Given text:
-- START --
This article is part of the Global Governance Debates series
By Annabelle Littoz-Monnet
Professor, International Relations/Political Science
Director, Global Governance Centre
Graduate Institute of International and Development Studies
Peter Haas is right when he tells us that science is being challenged like never before, by populists (often) in conjunction with corporate interests when scientific findings seem to threaten their commercial strategies. This makes the position of scholars who have pointed to the social and historical character of science hardy tenable. Because their arguments seem to be feeding the discourse of populists or conspiracy theorists, a number of scholars feel the urge to reassert the authority of science by recalling science’s impartiality, objectivity and, thus, superiority to any other form of knowledge.
But reverting to a discourse presenting science as impartial and disinterested is also risky. We cannot just ignore what sociologists of science and science and technology studies scholars have revealed about the embedded nature of scientific knowledge. Science is not immune to interests, social practices, norms, identities and power relationships. The boundaries of what is considered to be science are also drawn and redrawn. Many theories have informed research for decades before revealing themselves to be fleeting fads. Paradigmatic shifts –such as the displacement of Newtonian physics towards Einsteinian physics -pepper the history of natural sciences.
Science and politics can interact in more or less direct and tangible ways. First, political agendas may bear their weight on science. When policy-makers mandate experts to produce an analysis for the needs of policy, they can try to orchestrate the production of expert knowledge by framing what is asked in a certain way, talking to scientists or delineating what is politically possible or not. When scientific production is not mandated, scientists have a larger degree of independence but they must nevertheless follow research priorities set by public funding agencies or adjust to established validity criteria to get their work published.
Second, phenomena of ideational alignment occur. When scientists act as experts for policy, they interact, work and discuss with policy-makers, industry representatives, NGOs and other global governance actors, so that common ways of thinking about given policy problems can develop. When scientists work within the walls of universities, such iterations are less direct and tangible, but scientists are influenced in a more diffuse way by the social and political reality around them.
Third, scientists or experts are well aware of policy-makers’ expectations and may calibrate their claims, either because they want to be heard or because they know that only certain options are considered possible. Scientists, thus, may calibrate their findings for the needs of policy.
In this light scientists’ self-depiction as impartial researchers whose reliance on systematic, rigorous and complex methods ensure the neutrality of their findings can also be seen as an attempt to shield themselves from critique.
Yet, we also cannot just say that every interpretation of natural or social reality is equally valid. By this token we would not be able to dismiss any contention, and this is indeed highly problematic in a world in which many are abusing scholarly debates on the social character of science in order to promote their own politically inspired or financially driven claims.
So how can we tell? How can we tell between climate skeptics and the majority of scientists who tell us that global warming is man made? How do we tell between a ‘conspiracy’ theory and a sensible alternative or perhaps a subjugated way of thinking about social or even physical phenomena?
-- END --
Listing:
-- START --
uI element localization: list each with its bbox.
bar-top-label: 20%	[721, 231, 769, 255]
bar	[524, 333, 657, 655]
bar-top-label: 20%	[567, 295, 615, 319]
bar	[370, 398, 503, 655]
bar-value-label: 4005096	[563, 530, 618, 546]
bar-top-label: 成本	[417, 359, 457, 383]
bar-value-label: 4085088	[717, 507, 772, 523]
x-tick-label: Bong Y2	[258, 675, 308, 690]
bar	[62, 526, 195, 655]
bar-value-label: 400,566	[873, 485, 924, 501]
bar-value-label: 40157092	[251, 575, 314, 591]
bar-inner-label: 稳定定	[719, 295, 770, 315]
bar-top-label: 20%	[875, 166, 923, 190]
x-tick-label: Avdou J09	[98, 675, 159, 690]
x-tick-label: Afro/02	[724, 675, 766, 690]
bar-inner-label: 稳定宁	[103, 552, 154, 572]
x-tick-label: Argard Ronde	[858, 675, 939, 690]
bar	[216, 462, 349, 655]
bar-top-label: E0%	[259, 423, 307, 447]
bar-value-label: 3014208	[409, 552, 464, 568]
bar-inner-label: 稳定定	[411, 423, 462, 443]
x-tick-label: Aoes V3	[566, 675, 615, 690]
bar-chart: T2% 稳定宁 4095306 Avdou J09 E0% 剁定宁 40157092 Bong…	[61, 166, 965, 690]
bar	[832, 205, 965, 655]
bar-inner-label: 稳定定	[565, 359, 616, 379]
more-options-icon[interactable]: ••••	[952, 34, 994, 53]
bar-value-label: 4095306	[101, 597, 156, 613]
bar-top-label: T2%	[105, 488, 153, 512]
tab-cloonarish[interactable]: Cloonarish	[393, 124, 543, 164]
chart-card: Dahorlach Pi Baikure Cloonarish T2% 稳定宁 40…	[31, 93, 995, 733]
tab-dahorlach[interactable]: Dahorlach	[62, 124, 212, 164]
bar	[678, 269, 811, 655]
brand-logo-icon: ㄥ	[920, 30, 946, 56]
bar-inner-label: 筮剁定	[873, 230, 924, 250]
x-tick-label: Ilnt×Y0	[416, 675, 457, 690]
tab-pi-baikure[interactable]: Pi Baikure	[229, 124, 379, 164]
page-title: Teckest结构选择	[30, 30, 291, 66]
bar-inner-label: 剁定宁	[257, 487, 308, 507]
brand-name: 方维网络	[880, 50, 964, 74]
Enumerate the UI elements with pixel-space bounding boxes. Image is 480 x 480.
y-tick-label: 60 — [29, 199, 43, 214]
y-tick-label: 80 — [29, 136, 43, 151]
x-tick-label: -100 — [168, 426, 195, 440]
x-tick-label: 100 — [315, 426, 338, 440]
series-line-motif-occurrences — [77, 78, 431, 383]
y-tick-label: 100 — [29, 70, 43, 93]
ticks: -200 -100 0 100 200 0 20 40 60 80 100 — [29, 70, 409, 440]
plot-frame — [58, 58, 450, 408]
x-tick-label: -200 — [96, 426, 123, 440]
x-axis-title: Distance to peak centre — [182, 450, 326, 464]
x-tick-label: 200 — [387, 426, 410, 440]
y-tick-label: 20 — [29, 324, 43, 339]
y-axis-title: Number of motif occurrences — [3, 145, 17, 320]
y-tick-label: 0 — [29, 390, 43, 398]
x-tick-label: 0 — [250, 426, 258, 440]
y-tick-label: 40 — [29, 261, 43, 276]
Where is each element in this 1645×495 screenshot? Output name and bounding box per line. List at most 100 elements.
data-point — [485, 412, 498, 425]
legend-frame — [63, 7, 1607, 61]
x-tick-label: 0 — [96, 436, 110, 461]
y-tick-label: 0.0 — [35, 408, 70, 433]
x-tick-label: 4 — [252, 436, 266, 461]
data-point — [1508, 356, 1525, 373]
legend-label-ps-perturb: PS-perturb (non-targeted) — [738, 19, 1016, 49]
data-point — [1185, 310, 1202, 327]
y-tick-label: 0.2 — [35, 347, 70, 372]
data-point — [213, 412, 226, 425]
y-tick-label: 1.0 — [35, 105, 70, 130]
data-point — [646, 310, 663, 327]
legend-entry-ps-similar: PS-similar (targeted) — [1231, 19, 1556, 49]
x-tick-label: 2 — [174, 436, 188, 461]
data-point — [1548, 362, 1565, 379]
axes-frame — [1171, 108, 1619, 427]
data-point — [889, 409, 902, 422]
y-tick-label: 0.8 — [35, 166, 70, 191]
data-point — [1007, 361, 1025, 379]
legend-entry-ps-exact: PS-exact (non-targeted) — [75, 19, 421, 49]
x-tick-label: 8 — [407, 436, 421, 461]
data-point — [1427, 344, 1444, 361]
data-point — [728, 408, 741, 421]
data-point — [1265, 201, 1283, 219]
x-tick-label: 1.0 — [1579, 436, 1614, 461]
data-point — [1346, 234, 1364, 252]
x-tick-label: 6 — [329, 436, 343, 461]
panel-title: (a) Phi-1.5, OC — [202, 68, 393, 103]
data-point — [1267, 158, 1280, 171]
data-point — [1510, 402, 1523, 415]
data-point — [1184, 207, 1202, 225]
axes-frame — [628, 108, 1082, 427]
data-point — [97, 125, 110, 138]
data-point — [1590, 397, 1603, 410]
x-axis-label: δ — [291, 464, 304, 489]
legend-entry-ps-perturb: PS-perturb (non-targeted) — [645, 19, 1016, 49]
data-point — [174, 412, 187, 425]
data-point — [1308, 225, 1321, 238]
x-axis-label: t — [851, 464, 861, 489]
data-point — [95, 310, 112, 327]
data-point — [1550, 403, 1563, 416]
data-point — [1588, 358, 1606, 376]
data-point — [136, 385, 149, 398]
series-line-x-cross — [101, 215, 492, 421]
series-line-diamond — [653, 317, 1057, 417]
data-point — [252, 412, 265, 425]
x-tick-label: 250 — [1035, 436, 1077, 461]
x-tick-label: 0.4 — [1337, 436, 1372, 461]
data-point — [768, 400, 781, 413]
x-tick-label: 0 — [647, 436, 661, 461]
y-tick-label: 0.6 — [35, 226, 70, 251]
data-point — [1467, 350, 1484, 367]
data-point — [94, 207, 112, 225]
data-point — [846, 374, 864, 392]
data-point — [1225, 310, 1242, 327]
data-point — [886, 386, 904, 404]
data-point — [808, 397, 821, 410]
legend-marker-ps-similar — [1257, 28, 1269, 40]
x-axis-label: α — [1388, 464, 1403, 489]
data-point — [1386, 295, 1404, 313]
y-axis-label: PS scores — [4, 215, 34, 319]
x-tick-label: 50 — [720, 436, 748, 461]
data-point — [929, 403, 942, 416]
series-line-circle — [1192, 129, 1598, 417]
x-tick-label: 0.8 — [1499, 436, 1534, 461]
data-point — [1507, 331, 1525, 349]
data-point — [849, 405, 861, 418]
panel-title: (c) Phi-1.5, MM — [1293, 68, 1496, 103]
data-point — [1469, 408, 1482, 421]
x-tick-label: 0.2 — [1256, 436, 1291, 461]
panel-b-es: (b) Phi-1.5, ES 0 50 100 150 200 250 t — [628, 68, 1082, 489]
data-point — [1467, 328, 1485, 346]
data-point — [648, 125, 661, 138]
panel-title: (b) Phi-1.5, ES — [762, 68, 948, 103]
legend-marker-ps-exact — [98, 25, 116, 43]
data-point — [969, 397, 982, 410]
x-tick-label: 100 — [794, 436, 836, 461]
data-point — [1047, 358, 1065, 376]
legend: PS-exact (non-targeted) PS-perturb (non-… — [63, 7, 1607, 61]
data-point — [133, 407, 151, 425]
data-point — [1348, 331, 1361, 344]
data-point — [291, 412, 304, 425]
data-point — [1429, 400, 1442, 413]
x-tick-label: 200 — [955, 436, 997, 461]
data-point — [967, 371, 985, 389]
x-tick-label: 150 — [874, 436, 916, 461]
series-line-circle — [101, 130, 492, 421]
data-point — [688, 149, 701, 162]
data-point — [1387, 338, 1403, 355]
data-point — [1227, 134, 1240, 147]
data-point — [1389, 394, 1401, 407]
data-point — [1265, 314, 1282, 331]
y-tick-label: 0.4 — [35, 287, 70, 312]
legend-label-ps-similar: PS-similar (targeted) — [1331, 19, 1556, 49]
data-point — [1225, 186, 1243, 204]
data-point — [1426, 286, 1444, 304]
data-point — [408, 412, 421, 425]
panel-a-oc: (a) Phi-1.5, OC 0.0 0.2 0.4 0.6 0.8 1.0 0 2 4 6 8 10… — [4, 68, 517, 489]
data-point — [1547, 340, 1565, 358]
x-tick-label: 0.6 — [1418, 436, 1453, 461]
-- END --
To be done:
a. Transcribe the passage of the article on science and politics starting at "Second, phenomena of" and ending at "needs of policy.".
b. In the article on science and politics, which paradigmatic shift is cited as an example from the history of the natural sciences?

Replies:
a.
Second, phenomena of ideational alignment occur. When scientists act as experts for policy, they interact, work and discuss with policy-makers, industry representatives, NGOs and other global governance actors, so that common ways of thinking about given policy problems can develop. When scientists work within the walls of universities, such iterations are less direct and tangible, but scientists are influenced in a more diffuse way by the social and political reality around them.
Third, scientists or experts are well aware of policy-makers’ expectations and may calibrate their claims, either because they want to be heard or because they know that only certain options are considered possible. Scientists, thus, may calibrate their findings for the needs of policy.

b. The displacement of Newtonian physics towards Einsteinian physics.